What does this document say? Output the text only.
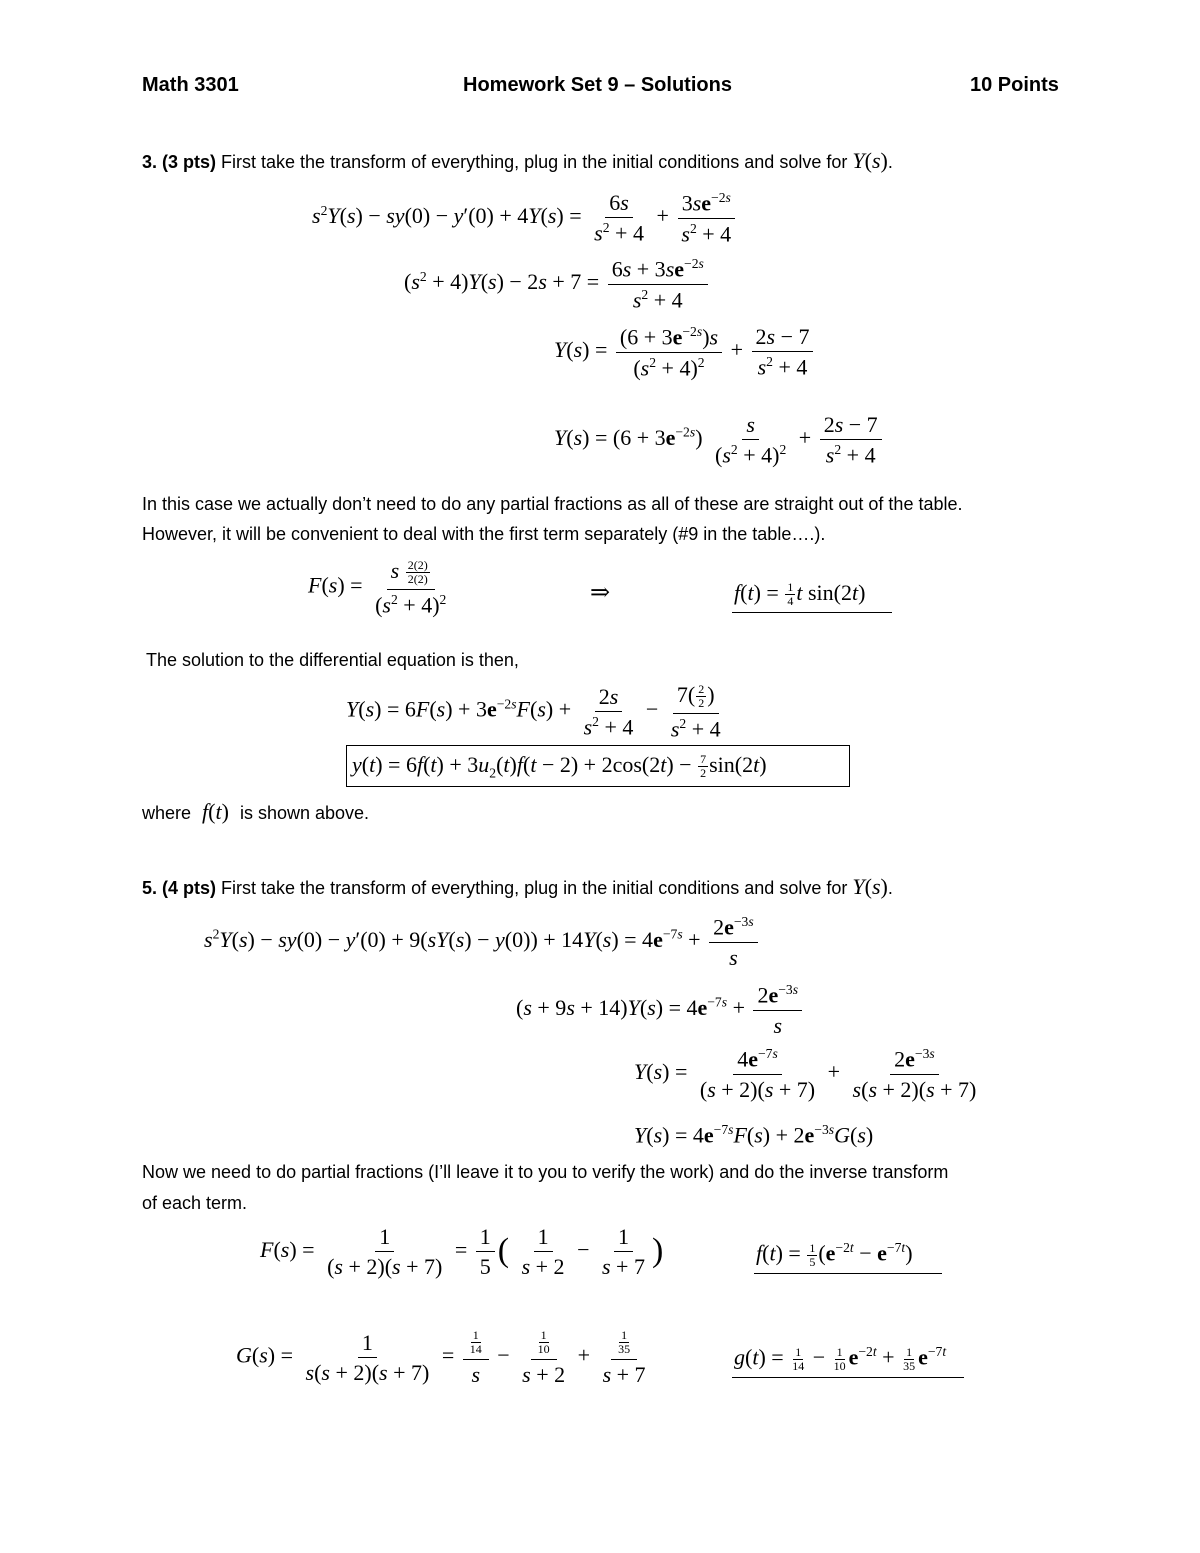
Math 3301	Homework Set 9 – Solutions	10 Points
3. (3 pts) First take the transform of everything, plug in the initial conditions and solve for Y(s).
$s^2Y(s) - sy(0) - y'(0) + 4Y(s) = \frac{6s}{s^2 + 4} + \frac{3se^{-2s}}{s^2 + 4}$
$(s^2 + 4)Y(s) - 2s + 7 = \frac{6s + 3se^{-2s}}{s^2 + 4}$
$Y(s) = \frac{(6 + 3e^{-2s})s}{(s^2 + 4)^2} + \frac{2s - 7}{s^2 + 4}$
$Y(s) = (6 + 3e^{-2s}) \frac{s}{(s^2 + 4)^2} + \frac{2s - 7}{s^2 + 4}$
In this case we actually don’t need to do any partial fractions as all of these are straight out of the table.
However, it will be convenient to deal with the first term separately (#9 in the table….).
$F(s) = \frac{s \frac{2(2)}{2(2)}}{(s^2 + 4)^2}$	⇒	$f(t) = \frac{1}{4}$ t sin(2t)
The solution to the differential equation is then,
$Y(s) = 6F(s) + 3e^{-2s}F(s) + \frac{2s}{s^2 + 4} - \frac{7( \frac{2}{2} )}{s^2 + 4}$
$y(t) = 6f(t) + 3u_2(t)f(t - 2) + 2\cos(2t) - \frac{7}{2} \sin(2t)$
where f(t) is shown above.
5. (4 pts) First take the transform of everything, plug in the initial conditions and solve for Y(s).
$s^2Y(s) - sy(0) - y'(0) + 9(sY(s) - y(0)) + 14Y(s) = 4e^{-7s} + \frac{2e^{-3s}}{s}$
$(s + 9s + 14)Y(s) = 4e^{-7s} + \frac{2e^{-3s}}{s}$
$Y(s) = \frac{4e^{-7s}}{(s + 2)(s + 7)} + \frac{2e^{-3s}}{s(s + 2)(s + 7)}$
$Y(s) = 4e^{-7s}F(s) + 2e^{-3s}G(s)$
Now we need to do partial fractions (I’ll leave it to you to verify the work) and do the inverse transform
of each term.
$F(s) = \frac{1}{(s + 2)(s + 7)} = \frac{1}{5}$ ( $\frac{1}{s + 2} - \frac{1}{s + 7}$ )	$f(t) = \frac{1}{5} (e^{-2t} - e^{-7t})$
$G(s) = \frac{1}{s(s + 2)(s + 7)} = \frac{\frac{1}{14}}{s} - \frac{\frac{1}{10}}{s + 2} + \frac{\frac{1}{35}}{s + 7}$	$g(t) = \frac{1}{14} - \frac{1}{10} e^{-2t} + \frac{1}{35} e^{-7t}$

--

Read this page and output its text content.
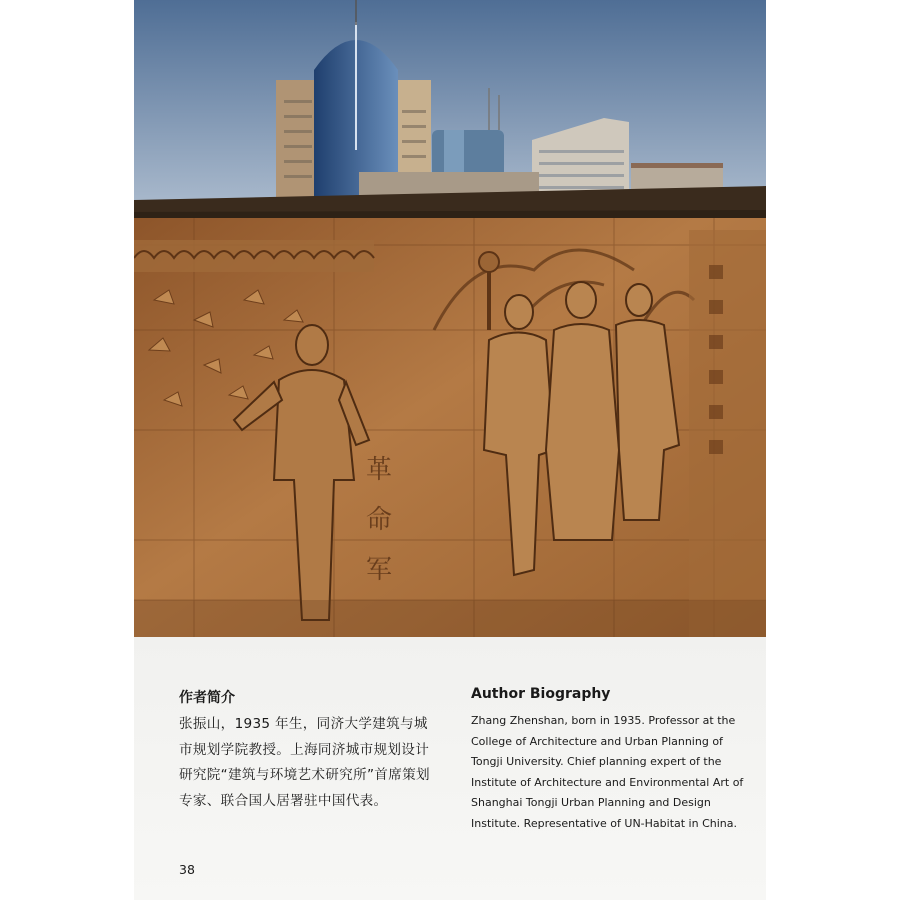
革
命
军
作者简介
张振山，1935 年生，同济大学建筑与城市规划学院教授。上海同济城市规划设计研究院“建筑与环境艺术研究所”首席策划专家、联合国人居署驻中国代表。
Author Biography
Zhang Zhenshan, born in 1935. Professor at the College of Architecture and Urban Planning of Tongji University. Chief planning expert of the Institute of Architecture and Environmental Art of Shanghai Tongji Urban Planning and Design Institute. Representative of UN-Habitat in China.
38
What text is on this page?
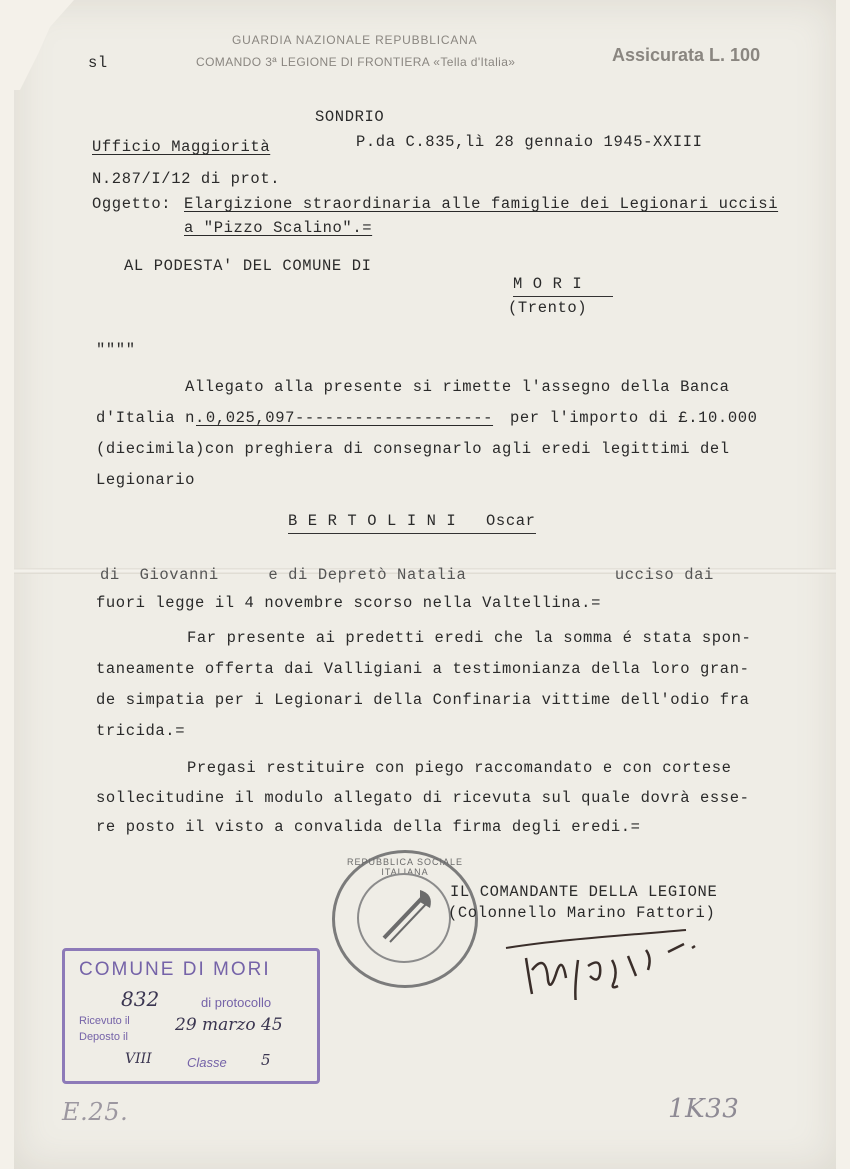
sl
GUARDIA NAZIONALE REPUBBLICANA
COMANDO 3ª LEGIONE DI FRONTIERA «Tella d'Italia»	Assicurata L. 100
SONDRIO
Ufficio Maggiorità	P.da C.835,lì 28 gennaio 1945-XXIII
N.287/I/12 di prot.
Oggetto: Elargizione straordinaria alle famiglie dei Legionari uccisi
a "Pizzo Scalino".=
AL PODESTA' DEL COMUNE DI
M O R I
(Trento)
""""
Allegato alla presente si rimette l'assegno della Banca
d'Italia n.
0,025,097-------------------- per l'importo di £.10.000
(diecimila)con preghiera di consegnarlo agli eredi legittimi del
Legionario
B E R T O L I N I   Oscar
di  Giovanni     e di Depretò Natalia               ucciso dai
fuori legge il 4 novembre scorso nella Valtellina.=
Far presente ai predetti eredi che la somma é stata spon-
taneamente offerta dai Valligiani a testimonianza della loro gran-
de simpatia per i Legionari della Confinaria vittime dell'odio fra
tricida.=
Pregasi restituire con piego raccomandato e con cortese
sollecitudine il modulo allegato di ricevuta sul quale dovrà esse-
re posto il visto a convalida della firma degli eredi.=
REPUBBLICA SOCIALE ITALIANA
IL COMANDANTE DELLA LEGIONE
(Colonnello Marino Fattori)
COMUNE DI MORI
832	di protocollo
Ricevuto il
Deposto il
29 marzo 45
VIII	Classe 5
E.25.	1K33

---

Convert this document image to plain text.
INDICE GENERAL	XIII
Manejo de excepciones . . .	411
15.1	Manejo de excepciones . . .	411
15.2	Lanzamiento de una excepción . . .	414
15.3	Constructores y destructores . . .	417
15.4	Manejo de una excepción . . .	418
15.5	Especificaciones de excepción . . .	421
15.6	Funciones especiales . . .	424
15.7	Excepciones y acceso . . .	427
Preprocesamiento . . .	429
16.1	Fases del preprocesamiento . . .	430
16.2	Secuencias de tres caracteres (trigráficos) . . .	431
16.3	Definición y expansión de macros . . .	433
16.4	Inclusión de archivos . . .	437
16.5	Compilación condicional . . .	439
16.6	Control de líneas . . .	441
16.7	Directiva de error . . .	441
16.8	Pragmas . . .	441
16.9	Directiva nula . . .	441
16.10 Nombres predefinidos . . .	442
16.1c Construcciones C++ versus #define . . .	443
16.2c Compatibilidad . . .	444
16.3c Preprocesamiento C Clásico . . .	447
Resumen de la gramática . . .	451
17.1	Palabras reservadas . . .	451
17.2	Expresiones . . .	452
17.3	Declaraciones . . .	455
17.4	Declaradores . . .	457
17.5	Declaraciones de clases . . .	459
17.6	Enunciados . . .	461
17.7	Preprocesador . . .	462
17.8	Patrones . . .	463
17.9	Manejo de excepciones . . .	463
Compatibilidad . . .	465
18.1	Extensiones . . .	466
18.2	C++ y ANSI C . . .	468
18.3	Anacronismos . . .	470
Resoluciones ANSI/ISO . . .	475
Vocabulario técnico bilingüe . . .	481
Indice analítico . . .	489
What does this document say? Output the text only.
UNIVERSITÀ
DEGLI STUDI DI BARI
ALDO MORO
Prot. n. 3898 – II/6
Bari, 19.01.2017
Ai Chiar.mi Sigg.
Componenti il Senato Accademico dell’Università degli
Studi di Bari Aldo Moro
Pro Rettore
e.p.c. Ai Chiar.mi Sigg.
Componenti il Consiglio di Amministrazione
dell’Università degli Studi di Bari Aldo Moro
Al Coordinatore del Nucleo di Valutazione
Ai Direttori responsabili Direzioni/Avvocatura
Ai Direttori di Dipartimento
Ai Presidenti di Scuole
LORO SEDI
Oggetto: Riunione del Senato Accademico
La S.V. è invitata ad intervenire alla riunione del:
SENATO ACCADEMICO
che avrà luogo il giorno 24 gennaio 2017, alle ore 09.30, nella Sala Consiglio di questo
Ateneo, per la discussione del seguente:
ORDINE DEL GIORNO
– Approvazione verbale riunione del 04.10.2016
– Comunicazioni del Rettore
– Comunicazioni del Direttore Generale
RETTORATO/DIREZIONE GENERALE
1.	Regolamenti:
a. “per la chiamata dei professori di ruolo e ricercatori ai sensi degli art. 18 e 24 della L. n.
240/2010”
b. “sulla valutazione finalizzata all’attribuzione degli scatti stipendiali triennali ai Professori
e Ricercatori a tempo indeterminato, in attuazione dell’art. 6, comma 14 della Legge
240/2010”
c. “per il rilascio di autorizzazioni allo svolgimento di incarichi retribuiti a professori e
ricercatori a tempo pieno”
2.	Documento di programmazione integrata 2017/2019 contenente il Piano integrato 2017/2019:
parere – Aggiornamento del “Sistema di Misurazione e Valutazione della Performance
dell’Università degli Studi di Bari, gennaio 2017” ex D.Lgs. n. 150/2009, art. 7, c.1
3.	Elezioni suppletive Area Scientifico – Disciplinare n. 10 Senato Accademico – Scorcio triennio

- _Work to complete_: Check each line of the records above for the string "fractions", and report every line that has it.

- _Response to the exercise_:
In this case we actually don’t need to do any partial fractions as all of these are straight out of the table.
Now we need to do partial fractions (I’ll leave it to you to verify the work) and do the inverse transform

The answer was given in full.